The problem » What lines below include the string "Count"? Pick them out and copy them.

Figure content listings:
╔══
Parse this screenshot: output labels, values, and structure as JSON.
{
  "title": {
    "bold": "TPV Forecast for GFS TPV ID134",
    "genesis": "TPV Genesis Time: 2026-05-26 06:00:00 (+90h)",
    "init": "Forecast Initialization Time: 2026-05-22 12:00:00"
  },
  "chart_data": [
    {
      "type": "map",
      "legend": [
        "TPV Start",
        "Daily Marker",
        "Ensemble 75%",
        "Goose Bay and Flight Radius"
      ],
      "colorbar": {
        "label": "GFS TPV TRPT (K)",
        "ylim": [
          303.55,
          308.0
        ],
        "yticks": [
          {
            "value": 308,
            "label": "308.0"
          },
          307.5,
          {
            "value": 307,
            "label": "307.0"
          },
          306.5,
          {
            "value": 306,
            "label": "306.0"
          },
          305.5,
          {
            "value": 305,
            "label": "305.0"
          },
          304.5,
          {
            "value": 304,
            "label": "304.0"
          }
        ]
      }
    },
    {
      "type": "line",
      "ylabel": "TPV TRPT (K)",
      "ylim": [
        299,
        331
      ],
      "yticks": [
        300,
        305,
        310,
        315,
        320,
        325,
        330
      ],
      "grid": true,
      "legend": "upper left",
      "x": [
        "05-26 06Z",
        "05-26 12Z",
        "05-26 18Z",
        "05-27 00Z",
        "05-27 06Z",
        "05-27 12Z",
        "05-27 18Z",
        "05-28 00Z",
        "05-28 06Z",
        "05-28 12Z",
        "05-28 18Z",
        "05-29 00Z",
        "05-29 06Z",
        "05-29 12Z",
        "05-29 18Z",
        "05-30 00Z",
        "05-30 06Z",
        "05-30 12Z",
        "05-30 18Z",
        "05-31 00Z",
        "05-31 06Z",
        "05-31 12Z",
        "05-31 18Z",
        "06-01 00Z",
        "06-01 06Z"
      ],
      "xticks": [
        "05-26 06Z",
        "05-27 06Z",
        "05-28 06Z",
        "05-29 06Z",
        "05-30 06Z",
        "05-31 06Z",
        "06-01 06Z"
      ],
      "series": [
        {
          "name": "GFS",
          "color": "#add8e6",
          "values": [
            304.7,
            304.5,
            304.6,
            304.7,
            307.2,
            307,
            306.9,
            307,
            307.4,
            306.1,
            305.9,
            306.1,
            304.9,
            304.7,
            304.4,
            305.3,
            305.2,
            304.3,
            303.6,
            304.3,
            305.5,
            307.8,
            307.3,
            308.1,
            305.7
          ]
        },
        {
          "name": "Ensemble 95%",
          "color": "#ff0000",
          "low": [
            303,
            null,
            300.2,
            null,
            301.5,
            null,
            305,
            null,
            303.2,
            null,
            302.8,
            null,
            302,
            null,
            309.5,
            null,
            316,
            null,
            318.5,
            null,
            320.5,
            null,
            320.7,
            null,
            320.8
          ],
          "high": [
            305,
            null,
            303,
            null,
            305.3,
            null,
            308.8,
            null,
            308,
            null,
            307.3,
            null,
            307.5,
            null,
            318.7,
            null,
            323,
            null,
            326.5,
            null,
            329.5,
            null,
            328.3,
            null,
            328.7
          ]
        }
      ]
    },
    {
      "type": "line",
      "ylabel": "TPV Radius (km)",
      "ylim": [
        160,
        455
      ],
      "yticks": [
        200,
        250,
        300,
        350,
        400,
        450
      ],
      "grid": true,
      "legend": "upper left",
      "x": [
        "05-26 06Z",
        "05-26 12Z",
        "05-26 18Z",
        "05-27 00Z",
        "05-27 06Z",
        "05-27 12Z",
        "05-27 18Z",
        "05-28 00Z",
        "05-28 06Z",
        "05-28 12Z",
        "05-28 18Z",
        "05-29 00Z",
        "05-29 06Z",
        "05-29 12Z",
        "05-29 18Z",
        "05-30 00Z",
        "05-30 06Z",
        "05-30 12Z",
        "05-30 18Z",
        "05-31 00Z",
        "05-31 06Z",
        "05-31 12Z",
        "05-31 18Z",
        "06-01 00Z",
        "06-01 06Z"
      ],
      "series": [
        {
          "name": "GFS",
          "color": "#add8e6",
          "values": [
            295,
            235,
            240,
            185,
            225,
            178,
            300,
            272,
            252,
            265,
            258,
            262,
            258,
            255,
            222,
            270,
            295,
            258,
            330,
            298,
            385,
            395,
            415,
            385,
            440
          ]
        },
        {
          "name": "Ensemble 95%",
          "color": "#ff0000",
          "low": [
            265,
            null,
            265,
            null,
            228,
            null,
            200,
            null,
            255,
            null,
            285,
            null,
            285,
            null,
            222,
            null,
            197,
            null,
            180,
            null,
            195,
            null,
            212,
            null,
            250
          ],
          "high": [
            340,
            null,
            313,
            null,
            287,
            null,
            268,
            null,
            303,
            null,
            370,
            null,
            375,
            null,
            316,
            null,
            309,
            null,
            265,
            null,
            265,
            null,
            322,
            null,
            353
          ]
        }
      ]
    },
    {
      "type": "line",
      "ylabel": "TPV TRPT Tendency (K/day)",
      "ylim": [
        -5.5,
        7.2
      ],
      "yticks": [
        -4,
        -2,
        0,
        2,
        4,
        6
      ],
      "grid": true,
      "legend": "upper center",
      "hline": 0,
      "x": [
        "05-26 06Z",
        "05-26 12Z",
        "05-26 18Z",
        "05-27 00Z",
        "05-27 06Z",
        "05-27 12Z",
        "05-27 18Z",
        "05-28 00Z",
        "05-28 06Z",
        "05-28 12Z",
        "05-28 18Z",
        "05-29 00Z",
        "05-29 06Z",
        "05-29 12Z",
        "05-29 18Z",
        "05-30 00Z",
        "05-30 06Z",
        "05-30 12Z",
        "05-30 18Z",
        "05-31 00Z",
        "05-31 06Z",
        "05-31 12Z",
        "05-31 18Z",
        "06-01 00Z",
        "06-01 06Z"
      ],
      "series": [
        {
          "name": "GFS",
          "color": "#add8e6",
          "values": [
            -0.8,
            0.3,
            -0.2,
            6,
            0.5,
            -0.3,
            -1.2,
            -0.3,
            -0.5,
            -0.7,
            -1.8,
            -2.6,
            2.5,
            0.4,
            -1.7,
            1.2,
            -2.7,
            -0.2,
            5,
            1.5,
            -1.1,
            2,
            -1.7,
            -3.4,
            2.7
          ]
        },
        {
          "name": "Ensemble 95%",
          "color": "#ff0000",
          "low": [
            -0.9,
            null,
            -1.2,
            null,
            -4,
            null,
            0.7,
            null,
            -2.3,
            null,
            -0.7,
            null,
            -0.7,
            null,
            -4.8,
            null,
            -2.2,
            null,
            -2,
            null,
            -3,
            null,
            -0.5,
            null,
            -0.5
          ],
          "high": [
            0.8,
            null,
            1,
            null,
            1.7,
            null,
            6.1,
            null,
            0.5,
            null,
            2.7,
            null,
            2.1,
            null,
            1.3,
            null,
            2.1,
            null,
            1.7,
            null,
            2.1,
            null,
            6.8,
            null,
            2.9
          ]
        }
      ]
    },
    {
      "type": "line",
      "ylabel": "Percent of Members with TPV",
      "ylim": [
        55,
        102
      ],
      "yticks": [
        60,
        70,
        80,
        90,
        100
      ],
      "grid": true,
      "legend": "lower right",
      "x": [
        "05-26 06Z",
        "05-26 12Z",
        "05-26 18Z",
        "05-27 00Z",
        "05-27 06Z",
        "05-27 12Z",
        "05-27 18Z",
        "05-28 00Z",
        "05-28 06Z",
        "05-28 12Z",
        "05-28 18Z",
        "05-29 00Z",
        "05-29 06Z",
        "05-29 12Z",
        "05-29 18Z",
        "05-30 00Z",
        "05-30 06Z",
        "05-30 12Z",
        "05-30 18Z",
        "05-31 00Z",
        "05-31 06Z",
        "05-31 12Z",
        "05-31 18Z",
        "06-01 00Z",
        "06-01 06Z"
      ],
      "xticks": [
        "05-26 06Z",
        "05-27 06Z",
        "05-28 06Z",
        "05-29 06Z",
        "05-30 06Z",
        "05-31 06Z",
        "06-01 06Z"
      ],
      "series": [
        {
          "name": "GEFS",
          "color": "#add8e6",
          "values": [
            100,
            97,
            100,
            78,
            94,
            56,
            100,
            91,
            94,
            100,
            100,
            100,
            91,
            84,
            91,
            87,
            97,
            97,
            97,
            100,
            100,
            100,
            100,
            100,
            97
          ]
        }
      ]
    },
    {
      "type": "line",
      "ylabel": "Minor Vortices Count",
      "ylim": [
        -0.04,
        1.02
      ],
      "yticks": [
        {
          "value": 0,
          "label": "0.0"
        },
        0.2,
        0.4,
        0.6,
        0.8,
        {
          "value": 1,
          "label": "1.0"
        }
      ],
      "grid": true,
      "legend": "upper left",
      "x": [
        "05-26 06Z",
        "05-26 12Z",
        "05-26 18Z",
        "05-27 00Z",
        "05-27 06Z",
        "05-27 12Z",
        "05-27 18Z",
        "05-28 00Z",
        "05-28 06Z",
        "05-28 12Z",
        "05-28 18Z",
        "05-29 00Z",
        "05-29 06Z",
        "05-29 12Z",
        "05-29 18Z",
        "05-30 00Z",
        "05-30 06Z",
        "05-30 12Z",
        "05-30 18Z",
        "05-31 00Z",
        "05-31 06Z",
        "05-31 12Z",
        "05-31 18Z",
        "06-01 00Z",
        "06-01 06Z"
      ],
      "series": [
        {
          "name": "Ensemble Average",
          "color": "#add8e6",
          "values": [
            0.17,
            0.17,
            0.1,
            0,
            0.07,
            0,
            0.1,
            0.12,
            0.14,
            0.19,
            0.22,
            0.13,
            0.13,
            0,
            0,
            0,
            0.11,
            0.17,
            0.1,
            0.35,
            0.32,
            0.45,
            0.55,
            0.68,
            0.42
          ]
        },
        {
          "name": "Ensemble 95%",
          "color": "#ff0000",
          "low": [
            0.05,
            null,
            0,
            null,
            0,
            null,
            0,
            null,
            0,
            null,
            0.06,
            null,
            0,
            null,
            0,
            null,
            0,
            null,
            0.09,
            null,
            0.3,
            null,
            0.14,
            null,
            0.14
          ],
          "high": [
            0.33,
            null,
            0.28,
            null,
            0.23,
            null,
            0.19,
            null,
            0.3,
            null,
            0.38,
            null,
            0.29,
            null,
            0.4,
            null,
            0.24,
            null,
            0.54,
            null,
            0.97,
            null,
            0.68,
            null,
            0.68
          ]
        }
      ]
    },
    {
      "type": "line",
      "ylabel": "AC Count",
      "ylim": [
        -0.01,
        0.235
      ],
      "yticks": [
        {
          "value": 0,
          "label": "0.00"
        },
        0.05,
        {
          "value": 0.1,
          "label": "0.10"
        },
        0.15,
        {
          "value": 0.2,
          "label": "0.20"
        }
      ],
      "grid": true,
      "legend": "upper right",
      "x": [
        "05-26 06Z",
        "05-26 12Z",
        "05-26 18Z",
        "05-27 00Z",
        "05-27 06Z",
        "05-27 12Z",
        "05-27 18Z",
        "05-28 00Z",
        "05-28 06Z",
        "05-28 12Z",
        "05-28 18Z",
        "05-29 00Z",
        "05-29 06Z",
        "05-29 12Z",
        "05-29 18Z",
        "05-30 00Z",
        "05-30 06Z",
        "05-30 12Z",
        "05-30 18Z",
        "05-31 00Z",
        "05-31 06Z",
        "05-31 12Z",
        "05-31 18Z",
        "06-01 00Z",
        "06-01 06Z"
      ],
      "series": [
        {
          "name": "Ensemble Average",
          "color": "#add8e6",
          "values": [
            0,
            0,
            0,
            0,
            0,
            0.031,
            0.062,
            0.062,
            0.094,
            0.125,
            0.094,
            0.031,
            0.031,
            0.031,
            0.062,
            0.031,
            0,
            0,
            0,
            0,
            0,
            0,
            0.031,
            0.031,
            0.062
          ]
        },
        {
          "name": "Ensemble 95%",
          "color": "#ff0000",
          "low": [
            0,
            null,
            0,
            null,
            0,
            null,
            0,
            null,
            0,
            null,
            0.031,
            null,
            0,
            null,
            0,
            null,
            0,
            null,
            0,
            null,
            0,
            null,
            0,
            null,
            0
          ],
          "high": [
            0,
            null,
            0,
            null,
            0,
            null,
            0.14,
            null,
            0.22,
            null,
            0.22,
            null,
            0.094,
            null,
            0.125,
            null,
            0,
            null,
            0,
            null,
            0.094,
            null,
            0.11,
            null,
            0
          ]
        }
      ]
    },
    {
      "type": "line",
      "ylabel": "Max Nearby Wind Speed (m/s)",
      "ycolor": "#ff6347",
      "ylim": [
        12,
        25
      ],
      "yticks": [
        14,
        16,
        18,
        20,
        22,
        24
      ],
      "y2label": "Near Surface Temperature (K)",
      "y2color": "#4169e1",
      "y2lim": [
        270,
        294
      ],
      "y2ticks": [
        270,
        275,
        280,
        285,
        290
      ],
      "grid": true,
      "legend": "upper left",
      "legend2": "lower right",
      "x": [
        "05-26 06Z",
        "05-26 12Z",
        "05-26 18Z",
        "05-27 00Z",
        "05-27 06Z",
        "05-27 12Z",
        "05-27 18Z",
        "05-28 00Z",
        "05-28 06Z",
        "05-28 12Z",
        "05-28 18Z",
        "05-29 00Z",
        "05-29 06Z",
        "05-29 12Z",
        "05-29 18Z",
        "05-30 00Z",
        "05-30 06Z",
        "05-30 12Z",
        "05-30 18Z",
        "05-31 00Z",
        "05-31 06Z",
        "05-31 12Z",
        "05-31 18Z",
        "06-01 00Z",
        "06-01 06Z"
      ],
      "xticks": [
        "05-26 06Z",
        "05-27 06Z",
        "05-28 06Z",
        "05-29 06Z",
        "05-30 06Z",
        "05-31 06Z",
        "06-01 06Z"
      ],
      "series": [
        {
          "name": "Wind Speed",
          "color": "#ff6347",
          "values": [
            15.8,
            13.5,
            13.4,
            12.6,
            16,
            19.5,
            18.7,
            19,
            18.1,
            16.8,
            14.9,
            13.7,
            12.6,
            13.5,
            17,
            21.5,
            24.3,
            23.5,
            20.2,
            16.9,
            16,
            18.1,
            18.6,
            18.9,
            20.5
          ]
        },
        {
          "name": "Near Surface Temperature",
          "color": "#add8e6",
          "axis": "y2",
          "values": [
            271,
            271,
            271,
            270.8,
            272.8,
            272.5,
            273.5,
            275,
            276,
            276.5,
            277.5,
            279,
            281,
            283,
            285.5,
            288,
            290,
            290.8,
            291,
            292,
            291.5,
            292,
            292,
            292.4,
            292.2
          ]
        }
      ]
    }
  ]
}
╚══
Solved exercise »
      "ylabel": "Minor Vortices Count",
      "ylabel": "AC Count",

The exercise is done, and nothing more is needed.